### WHAT YOU NEED TO DO
Repeat all the material exactly; pictures stay out of your copy.

(Dataset records)
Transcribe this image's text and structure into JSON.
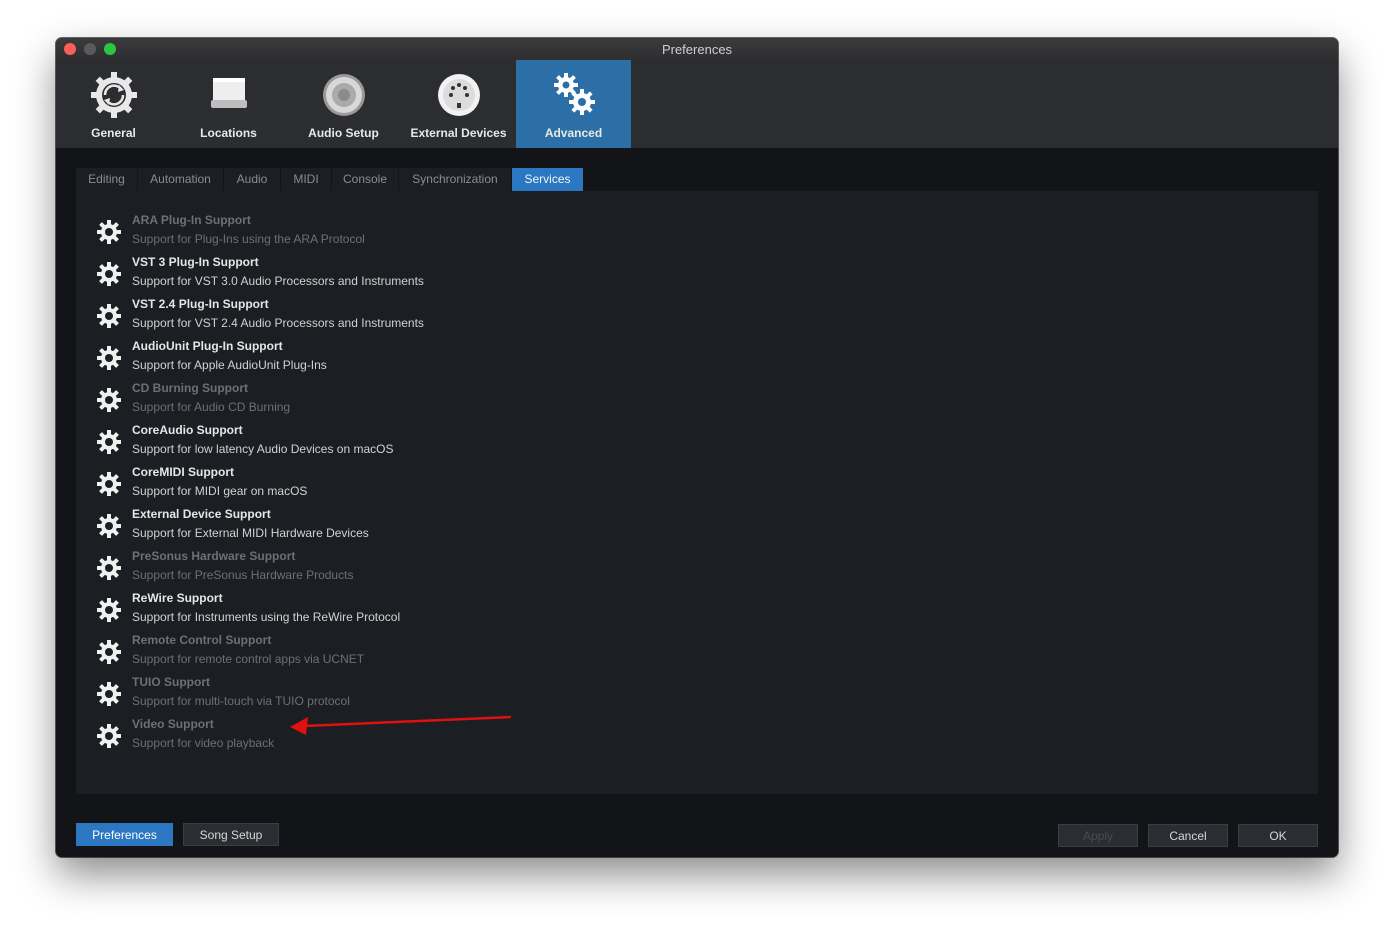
{
  "window": {
    "title": "Preferences"
  },
  "toolbar": {
    "items": [
      {
        "label": "General",
        "icon": "sync-gear-icon"
      },
      {
        "label": "Locations",
        "icon": "drive-icon"
      },
      {
        "label": "Audio Setup",
        "icon": "speaker-icon"
      },
      {
        "label": "External Devices",
        "icon": "midi-port-icon"
      },
      {
        "label": "Advanced",
        "icon": "gears-icon",
        "active": true
      }
    ]
  },
  "subtabs": [
    {
      "label": "Editing"
    },
    {
      "label": "Automation"
    },
    {
      "label": "Audio"
    },
    {
      "label": "MIDI"
    },
    {
      "label": "Console"
    },
    {
      "label": "Synchronization"
    },
    {
      "label": "Services",
      "active": true
    }
  ],
  "services": [
    {
      "title": "ARA Plug-In Support",
      "desc": "Support for Plug-Ins using the ARA Protocol",
      "enabled": false
    },
    {
      "title": "VST 3 Plug-In Support",
      "desc": "Support for VST 3.0 Audio Processors and Instruments",
      "enabled": true
    },
    {
      "title": "VST 2.4 Plug-In Support",
      "desc": "Support for VST 2.4 Audio Processors and Instruments",
      "enabled": true
    },
    {
      "title": "AudioUnit Plug-In Support",
      "desc": "Support for Apple AudioUnit Plug-Ins",
      "enabled": true
    },
    {
      "title": "CD Burning Support",
      "desc": "Support for Audio CD Burning",
      "enabled": false
    },
    {
      "title": "CoreAudio Support",
      "desc": "Support for low latency Audio Devices on macOS",
      "enabled": true
    },
    {
      "title": "CoreMIDI Support",
      "desc": "Support for MIDI gear on macOS",
      "enabled": true
    },
    {
      "title": "External Device Support",
      "desc": "Support for External MIDI Hardware Devices",
      "enabled": true
    },
    {
      "title": "PreSonus Hardware Support",
      "desc": "Support for PreSonus Hardware Products",
      "enabled": false
    },
    {
      "title": "ReWire Support",
      "desc": "Support for Instruments using the ReWire Protocol",
      "enabled": true
    },
    {
      "title": "Remote Control Support",
      "desc": "Support for remote control apps via UCNET",
      "enabled": false
    },
    {
      "title": "TUIO Support",
      "desc": "Support for multi-touch via TUIO protocol",
      "enabled": false
    },
    {
      "title": "Video Support",
      "desc": "Support for video playback",
      "enabled": false
    }
  ],
  "footer": {
    "preferences_label": "Preferences",
    "song_setup_label": "Song Setup",
    "apply_label": "Apply",
    "cancel_label": "Cancel",
    "ok_label": "OK"
  },
  "colors": {
    "accent": "#2c77c1",
    "annotation_arrow": "#e01010"
  }
}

### SOLUTION TO THIS TASK
Transcribe this image's text and structure into JSON.
{
  "window": {
    "title": "Preferences"
  },
  "toolbar": {
    "items": [
      {
        "label": "General",
        "icon": "sync-gear-icon"
      },
      {
        "label": "Locations",
        "icon": "drive-icon"
      },
      {
        "label": "Audio Setup",
        "icon": "speaker-icon"
      },
      {
        "label": "External Devices",
        "icon": "midi-port-icon"
      },
      {
        "label": "Advanced",
        "icon": "gears-icon",
        "active": true
      }
    ]
  },
  "subtabs": [
    {
      "label": "Editing"
    },
    {
      "label": "Automation"
    },
    {
      "label": "Audio"
    },
    {
      "label": "MIDI"
    },
    {
      "label": "Console"
    },
    {
      "label": "Synchronization"
    },
    {
      "label": "Services",
      "active": true
    }
  ],
  "services": [
    {
      "title": "ARA Plug-In Support",
      "desc": "Support for Plug-Ins using the ARA Protocol",
      "enabled": false
    },
    {
      "title": "VST 3 Plug-In Support",
      "desc": "Support for VST 3.0 Audio Processors and Instruments",
      "enabled": true
    },
    {
      "title": "VST 2.4 Plug-In Support",
      "desc": "Support for VST 2.4 Audio Processors and Instruments",
      "enabled": true
    },
    {
      "title": "AudioUnit Plug-In Support",
      "desc": "Support for Apple AudioUnit Plug-Ins",
      "enabled": true
    },
    {
      "title": "CD Burning Support",
      "desc": "Support for Audio CD Burning",
      "enabled": false
    },
    {
      "title": "CoreAudio Support",
      "desc": "Support for low latency Audio Devices on macOS",
      "enabled": true
    },
    {
      "title": "CoreMIDI Support",
      "desc": "Support for MIDI gear on macOS",
      "enabled": true
    },
    {
      "title": "External Device Support",
      "desc": "Support for External MIDI Hardware Devices",
      "enabled": true
    },
    {
      "title": "PreSonus Hardware Support",
      "desc": "Support for PreSonus Hardware Products",
      "enabled": false
    },
    {
      "title": "ReWire Support",
      "desc": "Support for Instruments using the ReWire Protocol",
      "enabled": true
    },
    {
      "title": "Remote Control Support",
      "desc": "Support for remote control apps via UCNET",
      "enabled": false
    },
    {
      "title": "TUIO Support",
      "desc": "Support for multi-touch via TUIO protocol",
      "enabled": false
    },
    {
      "title": "Video Support",
      "desc": "Support for video playback",
      "enabled": false
    }
  ],
  "footer": {
    "preferences_label": "Preferences",
    "song_setup_label": "Song Setup",
    "apply_label": "Apply",
    "cancel_label": "Cancel",
    "ok_label": "OK"
  },
  "colors": {
    "accent": "#2c77c1",
    "annotation_arrow": "#e01010"
  }
}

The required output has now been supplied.